»»
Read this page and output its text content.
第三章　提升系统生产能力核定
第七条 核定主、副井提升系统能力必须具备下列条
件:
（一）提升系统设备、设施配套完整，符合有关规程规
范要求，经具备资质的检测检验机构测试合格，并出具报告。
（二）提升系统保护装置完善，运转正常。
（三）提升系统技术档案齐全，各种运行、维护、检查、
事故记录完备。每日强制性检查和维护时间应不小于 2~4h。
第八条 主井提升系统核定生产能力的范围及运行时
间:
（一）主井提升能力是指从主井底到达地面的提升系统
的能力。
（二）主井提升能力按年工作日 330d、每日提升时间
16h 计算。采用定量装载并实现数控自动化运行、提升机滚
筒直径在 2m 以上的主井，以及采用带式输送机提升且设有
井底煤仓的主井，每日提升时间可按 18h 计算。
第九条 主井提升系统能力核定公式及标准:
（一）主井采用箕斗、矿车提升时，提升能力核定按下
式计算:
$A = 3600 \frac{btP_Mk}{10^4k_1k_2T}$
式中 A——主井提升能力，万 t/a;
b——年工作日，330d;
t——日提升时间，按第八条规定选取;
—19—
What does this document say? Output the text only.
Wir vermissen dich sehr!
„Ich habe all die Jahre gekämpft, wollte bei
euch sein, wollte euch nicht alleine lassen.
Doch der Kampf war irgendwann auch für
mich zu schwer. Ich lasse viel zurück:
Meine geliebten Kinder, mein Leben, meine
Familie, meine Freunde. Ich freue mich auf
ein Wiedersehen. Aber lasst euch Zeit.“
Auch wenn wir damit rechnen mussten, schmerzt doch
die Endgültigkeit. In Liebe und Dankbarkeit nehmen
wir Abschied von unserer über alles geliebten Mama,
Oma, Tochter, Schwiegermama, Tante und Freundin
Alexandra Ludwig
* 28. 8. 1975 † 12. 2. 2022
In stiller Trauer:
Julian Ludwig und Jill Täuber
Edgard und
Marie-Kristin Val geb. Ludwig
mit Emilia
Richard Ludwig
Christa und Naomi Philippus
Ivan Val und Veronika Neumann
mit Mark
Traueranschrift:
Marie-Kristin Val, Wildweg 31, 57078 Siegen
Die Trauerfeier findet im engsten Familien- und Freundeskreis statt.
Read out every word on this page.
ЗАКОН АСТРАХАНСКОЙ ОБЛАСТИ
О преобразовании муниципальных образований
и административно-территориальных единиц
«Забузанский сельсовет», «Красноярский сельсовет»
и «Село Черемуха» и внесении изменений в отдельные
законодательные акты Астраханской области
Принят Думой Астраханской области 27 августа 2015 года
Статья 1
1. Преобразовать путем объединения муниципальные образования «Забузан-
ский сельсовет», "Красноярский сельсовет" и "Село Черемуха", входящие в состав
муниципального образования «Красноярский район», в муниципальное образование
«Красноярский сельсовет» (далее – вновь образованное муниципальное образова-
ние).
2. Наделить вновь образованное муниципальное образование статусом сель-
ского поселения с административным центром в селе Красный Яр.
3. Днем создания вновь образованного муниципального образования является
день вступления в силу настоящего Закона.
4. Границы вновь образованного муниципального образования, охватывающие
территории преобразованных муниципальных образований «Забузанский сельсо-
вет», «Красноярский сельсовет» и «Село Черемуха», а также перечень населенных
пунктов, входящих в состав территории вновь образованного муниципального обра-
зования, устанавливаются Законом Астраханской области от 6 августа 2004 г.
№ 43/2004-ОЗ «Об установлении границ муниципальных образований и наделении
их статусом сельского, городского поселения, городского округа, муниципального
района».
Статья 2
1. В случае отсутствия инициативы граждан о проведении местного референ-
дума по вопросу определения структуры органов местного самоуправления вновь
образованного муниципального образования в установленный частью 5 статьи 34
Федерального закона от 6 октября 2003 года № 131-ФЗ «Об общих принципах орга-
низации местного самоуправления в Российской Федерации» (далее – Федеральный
««
Task statement:
In the records above, find the line containing "Read out every word on this page."; please retype it and every line after it through the last line, exactly and with nothing else.

Complete output:
Read out every word on this page.
ЗАКОН АСТРАХАНСКОЙ ОБЛАСТИ
О преобразовании муниципальных образований
и административно-территориальных единиц
«Забузанский сельсовет», «Красноярский сельсовет»
и «Село Черемуха» и внесении изменений в отдельные
законодательные акты Астраханской области
Принят Думой Астраханской области 27 августа 2015 года
Статья 1
1. Преобразовать путем объединения муниципальные образования «Забузан-
ский сельсовет», "Красноярский сельсовет" и "Село Черемуха", входящие в состав
муниципального образования «Красноярский район», в муниципальное образование
«Красноярский сельсовет» (далее – вновь образованное муниципальное образова-
ние).
2. Наделить вновь образованное муниципальное образование статусом сель-
ского поселения с административным центром в селе Красный Яр.
3. Днем создания вновь образованного муниципального образования является
день вступления в силу настоящего Закона.
4. Границы вновь образованного муниципального образования, охватывающие
территории преобразованных муниципальных образований «Забузанский сельсо-
вет», «Красноярский сельсовет» и «Село Черемуха», а также перечень населенных
пунктов, входящих в состав территории вновь образованного муниципального обра-
зования, устанавливаются Законом Астраханской области от 6 августа 2004 г.
№ 43/2004-ОЗ «Об установлении границ муниципальных образований и наделении
их статусом сельского, городского поселения, городского округа, муниципального
района».
Статья 2
1. В случае отсутствия инициативы граждан о проведении местного референ-
дума по вопросу определения структуры органов местного самоуправления вновь
образованного муниципального образования в установленный частью 5 статьи 34
Федерального закона от 6 октября 2003 года № 131-ФЗ «Об общих принципах орга-
низации местного самоуправления в Российской Федерации» (далее – Федеральный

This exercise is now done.